● Recorded data
** Begin **
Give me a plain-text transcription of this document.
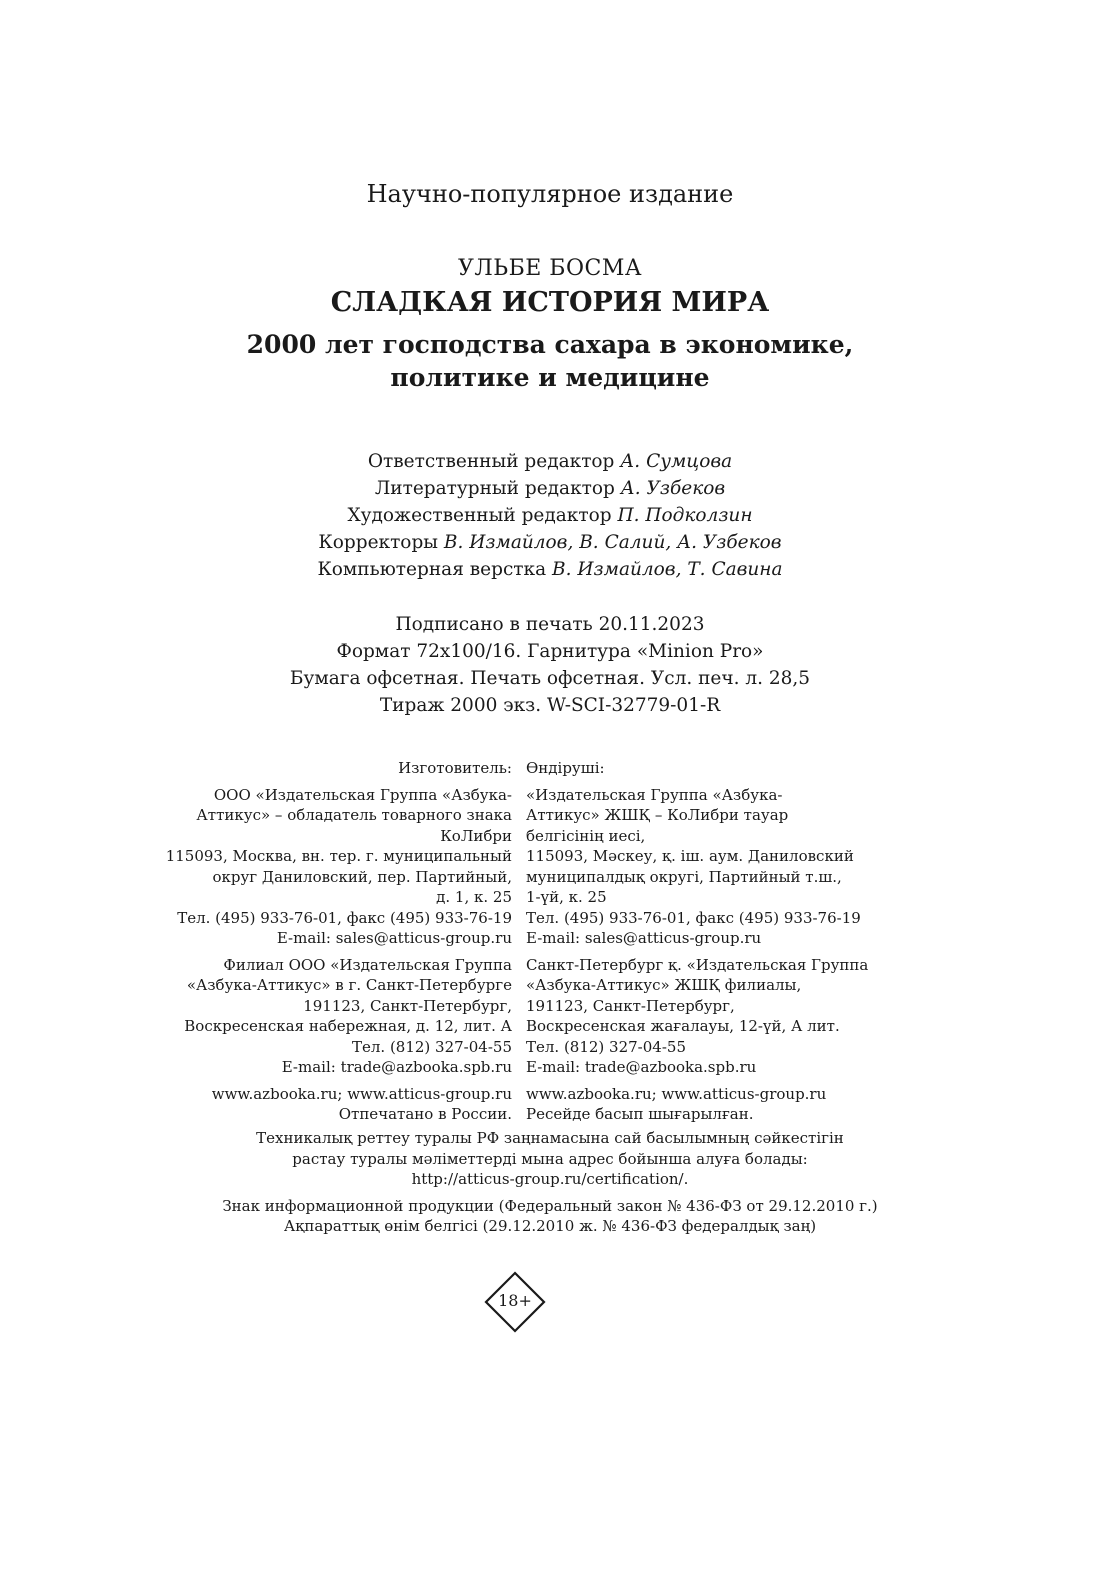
Научно-популярное издание
УЛЬБЕ БОСМА
СЛАДКАЯ ИСТОРИЯ МИРА
2000 лет господства сахара в экономике,
политике и медицине
Ответственный редактор А. Сумцова
Литературный редактор А. Узбеков
Художественный редактор П. Подколзин
Корректоры В. Измайлов, В. Салий, А. Узбеков
Компьютерная верстка В. Измайлов, Т. Савина
Подписано в печать 20.11.2023
Формат 72x100/16. Гарнитура «Minion Pro»
Бумага офсетная. Печать офсетная. Усл. печ. л. 28,5
Тираж 2000 экз. W-SCI-32779-01-R
Изготовитель:
ООО «Издательская Группа «Азбука-
Аттикус» – обладатель товарного знака
КоЛибри
115093, Москва, вн. тер. г. муниципальный
округ Даниловский, пер. Партийный,
д. 1, к. 25
Тел. (495) 933-76-01, факс (495) 933-76-19
E-mail: sales@atticus-group.ru
Филиал ООО «Издательская Группа
«Азбука-Аттикус» в г. Санкт-Петербурге
191123, Санкт-Петербург,
Воскресенская набережная, д. 12, лит. А
Тел. (812) 327-04-55
E-mail: trade@azbooka.spb.ru
www.azbooka.ru; www.atticus-group.ru
Отпечатано в России.
Өндіруші:
«Издательская Группа «Азбука-
Аттикус» ЖШҚ – КоЛибри тауар
белгісінің иесі,
115093, Мәскеу, қ. іш. аум. Даниловский
муниципалдық округі, Партийный т.ш.,
1-үй, к. 25
Тел. (495) 933-76-01, факс (495) 933-76-19
E-mail: sales@atticus-group.ru
Санкт-Петербург қ. «Издательская Группа
«Азбука-Аттикус» ЖШҚ филиалы,
191123, Санкт-Петербург,
Воскресенская жағалауы, 12-үй, А лит.
Тел. (812) 327-04-55
E-mail: trade@azbooka.spb.ru
www.azbooka.ru; www.atticus-group.ru
Ресейде басып шығарылған.
Техникалық реттеу туралы РФ заңнамасына сай басылымның сәйкестігін
растау туралы мәліметтерді мына адрес бойынша алуға болады:
http://atticus-group.ru/certification/.
Знак информационной продукции (Федеральный закон № 436-ФЗ от 29.12.2010 г.)
Ақпараттық өнім белгісі (29.12.2010 ж. № 436-ФЗ федералдық заң)
18+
** End **
● Directive
Omit the pictures and give the material again, exactly and in full.

● Result for this exercise
Give me a plain-text transcription of this document.
Научно-популярное издание
УЛЬБЕ БОСМА
СЛАДКАЯ ИСТОРИЯ МИРА
2000 лет господства сахара в экономике,
политике и медицине
Ответственный редактор А. Сумцова
Литературный редактор А. Узбеков
Художественный редактор П. Подколзин
Корректоры В. Измайлов, В. Салий, А. Узбеков
Компьютерная верстка В. Измайлов, Т. Савина
Подписано в печать 20.11.2023
Формат 72x100/16. Гарнитура «Minion Pro»
Бумага офсетная. Печать офсетная. Усл. печ. л. 28,5
Тираж 2000 экз. W-SCI-32779-01-R
Изготовитель:
ООО «Издательская Группа «Азбука-
Аттикус» – обладатель товарного знака
КоЛибри
115093, Москва, вн. тер. г. муниципальный
округ Даниловский, пер. Партийный,
д. 1, к. 25
Тел. (495) 933-76-01, факс (495) 933-76-19
E-mail: sales@atticus-group.ru
Филиал ООО «Издательская Группа
«Азбука-Аттикус» в г. Санкт-Петербурге
191123, Санкт-Петербург,
Воскресенская набережная, д. 12, лит. А
Тел. (812) 327-04-55
E-mail: trade@azbooka.spb.ru
www.azbooka.ru; www.atticus-group.ru
Отпечатано в России.
Өндіруші:
«Издательская Группа «Азбука-
Аттикус» ЖШҚ – КоЛибри тауар
белгісінің иесі,
115093, Мәскеу, қ. іш. аум. Даниловский
муниципалдық округі, Партийный т.ш.,
1-үй, к. 25
Тел. (495) 933-76-01, факс (495) 933-76-19
E-mail: sales@atticus-group.ru
Санкт-Петербург қ. «Издательская Группа
«Азбука-Аттикус» ЖШҚ филиалы,
191123, Санкт-Петербург,
Воскресенская жағалауы, 12-үй, А лит.
Тел. (812) 327-04-55
E-mail: trade@azbooka.spb.ru
www.azbooka.ru; www.atticus-group.ru
Ресейде басып шығарылған.
Техникалық реттеу туралы РФ заңнамасына сай басылымның сәйкестігін
растау туралы мәліметтерді мына адрес бойынша алуға болады:
http://atticus-group.ru/certification/.
Знак информационной продукции (Федеральный закон № 436-ФЗ от 29.12.2010 г.)
Ақпараттық өнім белгісі (29.12.2010 ж. № 436-ФЗ федералдық заң)
18+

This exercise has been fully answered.